> [抽出テキスト]
--- --- ---
和田:それは、東京と比べて地方では、1坪当たりの賃料収入である「賃料単価」が大幅に低いからです。賃料単価とは、賃料を貸床面積で割って算出したものです。これが高いほど、収益性が高いと言えます。
たとえば、賃料単価が1万円の物件Aと、賃料単価が5000円の物件Bがあったとしましょう。賃料単価が半分だから物件Bの諸費用は半分になるということはあり得ず、1坪当たりで言えば同程度の費用が発生するのが現実です。
すごく簡単に言ってしまえば、物件Aと同じ賃料収入を得るためには、物件Bは2倍の坪数が必要になりますから、諸費用も2倍かかるということです。
そして、地方になればなるほど賃料単価は安くなるため、賃料単価に対して諸費用が占める割合、つまり経費率が高くなるのです。
——プロは、賃料単価の高い物件に目をつけるということですね。賃料単価の目安はどれくらいと考えればいいのでしょうか?
和田:詳しい説明は省きますが、賃料単価1万円というのが理想です。東京都内や神奈川県の一部では、1坪1万円の賃料が取れるところがあるのですが、首都圏であっても23区外や千葉、埼玉となると、それだけの賃料単価を取るのはむずかしいのが現実です。新築時点で賃料単価8000円をひとつの指標にしておけば失敗しにくいと言えるでしょう。
結局、賃料単価が高い物件は、土地の価値が高いのです。たとえば、土地と建物を合わせて1億円の物件があったとしましょう。建物が老朽化して、価値がゼロになったときに、土地の価値として6000万円が残るのか3000万円が残るのかによって「資産の再現性」が大きく変わってきます。
この業界でビジネスを続けてきてしみじみ思ったのは、世の中の不動産は「資産の再現性がある不動産」と「資産の再現性のない不動産」のふたつに分類できるということです。
--- --- ---
> [データ欄]

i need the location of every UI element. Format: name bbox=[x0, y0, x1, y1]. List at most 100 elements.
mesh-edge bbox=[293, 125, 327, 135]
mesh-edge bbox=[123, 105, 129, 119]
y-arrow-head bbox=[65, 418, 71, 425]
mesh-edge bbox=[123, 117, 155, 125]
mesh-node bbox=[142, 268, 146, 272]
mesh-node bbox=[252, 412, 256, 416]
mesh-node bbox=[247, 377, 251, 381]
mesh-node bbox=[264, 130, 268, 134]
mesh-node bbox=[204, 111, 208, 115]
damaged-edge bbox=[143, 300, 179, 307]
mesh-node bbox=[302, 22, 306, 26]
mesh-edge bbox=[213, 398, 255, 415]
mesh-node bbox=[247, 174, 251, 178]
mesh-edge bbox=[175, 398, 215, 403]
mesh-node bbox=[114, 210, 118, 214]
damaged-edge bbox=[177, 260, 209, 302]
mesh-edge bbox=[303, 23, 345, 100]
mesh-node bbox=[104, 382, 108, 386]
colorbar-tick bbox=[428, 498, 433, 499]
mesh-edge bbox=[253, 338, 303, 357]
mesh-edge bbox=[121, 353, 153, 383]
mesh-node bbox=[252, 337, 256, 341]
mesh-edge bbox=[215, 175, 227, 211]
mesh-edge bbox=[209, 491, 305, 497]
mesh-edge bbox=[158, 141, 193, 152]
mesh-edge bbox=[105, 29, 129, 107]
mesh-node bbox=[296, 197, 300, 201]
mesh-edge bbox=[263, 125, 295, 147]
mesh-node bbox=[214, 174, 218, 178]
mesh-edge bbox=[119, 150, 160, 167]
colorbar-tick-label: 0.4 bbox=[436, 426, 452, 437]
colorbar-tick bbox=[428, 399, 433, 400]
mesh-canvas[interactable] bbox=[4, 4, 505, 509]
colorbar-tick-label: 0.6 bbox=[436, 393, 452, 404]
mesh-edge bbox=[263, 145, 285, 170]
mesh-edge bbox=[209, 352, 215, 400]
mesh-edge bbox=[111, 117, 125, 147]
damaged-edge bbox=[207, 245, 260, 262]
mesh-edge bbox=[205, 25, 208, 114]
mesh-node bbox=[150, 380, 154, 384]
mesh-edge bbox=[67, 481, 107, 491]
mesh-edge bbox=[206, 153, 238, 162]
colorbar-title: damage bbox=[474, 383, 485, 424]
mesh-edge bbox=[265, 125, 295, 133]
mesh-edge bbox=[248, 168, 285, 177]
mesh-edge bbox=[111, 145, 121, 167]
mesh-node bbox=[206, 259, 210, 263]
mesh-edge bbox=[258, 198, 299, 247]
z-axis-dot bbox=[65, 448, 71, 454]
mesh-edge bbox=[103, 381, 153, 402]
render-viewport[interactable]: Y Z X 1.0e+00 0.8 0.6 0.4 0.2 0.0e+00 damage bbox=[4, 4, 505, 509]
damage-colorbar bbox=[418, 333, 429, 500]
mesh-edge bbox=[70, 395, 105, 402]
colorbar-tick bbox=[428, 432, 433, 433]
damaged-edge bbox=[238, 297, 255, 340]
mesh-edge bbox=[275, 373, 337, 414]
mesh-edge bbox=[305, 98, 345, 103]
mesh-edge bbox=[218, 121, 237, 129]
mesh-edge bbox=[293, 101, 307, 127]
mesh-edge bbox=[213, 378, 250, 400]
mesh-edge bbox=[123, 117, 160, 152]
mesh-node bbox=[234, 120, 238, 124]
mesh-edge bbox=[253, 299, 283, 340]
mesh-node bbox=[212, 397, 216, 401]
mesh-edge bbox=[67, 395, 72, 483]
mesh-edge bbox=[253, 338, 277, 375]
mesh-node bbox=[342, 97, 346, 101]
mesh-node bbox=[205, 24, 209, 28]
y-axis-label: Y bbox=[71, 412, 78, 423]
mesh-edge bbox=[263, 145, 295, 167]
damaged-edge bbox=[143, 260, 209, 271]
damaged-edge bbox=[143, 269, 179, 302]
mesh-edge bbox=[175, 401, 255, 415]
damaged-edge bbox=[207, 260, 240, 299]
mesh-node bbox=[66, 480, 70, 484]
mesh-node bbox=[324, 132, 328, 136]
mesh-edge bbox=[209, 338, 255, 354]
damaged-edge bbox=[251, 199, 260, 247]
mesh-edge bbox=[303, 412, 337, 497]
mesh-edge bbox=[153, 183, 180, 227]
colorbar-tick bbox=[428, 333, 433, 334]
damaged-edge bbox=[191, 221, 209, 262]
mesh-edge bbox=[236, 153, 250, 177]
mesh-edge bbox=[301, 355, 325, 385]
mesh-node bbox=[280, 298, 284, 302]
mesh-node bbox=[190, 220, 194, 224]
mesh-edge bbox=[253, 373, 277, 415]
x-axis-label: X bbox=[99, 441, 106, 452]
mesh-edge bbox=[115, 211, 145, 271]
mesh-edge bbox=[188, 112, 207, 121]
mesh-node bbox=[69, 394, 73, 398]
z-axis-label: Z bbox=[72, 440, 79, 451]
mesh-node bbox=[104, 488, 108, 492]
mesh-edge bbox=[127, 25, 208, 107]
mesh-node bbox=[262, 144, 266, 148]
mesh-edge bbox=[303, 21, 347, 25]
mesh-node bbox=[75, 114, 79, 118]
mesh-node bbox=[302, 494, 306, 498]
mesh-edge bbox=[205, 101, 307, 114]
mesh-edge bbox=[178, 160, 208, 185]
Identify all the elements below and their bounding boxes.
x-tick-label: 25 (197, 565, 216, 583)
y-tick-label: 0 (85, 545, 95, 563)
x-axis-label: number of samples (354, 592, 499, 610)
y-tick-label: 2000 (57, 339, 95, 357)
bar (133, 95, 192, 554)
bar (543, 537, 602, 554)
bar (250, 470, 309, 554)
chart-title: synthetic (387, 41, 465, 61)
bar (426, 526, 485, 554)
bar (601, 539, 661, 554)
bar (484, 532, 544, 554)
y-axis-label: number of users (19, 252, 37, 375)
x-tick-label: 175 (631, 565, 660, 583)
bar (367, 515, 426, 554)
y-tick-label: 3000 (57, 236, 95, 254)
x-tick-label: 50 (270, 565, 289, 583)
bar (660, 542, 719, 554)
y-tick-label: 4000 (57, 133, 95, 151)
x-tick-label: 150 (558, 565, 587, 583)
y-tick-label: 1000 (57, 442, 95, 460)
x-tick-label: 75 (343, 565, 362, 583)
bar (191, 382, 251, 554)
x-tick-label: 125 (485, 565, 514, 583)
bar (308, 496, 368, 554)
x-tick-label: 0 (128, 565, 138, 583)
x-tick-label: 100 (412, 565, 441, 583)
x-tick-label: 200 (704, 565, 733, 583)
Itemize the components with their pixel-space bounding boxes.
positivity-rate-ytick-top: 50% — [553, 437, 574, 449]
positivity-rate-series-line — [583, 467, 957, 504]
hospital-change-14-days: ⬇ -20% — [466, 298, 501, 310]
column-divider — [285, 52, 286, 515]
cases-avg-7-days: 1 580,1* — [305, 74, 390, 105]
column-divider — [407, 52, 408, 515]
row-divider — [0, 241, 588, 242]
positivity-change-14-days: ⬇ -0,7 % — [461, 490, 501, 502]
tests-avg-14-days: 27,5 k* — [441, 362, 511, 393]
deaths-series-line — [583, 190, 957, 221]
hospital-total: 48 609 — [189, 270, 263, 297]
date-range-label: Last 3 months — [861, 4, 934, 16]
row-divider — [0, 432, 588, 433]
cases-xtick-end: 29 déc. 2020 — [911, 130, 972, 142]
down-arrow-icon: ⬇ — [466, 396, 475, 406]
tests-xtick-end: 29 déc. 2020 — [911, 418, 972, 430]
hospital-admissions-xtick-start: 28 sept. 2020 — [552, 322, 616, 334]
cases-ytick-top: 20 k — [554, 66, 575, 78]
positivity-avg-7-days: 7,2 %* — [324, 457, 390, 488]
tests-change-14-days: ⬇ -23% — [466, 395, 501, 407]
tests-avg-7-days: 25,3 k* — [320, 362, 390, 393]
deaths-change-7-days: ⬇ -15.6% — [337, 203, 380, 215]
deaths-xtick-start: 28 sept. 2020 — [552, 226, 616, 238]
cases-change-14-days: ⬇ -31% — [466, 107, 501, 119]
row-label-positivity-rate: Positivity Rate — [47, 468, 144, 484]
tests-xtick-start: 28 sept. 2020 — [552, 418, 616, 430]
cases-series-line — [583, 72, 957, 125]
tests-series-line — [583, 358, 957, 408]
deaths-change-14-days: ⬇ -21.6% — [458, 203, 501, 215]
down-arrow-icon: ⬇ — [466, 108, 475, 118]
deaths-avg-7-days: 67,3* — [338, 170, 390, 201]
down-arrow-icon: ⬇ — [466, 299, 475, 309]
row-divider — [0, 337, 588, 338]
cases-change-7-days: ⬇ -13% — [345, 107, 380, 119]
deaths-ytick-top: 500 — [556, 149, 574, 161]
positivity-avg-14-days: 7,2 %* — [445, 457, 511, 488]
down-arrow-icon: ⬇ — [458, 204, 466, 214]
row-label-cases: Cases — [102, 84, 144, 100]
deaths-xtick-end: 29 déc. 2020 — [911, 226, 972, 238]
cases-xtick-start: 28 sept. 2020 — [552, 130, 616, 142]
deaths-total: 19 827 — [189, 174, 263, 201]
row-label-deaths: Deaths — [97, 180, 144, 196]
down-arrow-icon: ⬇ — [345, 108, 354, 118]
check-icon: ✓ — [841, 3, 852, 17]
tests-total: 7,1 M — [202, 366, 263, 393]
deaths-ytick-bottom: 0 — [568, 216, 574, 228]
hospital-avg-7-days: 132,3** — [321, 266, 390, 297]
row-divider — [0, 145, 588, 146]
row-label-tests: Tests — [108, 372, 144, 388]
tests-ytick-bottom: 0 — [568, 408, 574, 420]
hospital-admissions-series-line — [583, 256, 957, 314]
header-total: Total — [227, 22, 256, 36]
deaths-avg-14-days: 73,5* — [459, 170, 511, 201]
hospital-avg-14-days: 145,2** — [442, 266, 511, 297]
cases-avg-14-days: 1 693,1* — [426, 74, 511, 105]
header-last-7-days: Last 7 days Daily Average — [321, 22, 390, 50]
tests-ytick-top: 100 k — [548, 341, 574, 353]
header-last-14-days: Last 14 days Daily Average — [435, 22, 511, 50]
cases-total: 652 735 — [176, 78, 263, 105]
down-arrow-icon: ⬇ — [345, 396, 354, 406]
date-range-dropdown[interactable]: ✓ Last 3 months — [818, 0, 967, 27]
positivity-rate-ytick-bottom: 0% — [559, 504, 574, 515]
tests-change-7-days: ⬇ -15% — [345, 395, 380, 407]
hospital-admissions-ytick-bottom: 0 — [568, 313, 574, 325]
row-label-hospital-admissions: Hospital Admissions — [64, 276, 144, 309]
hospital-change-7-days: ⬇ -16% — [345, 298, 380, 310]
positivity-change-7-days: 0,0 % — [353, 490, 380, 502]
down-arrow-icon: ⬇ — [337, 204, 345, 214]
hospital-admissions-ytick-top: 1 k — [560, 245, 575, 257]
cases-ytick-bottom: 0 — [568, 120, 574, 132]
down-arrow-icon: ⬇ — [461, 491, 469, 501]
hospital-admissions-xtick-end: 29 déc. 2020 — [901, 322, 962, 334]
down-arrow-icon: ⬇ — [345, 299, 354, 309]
--- --- ---
> [課題の説明] 賃料単価を扱った抽出テキストによると、新築時点でひとつの指標にしておけば失敗しにくいとされる賃料単価はいくらですか。 これらのエントリは別の出典から取られたものです。

> [課題の解答] 賃料単価8000円です。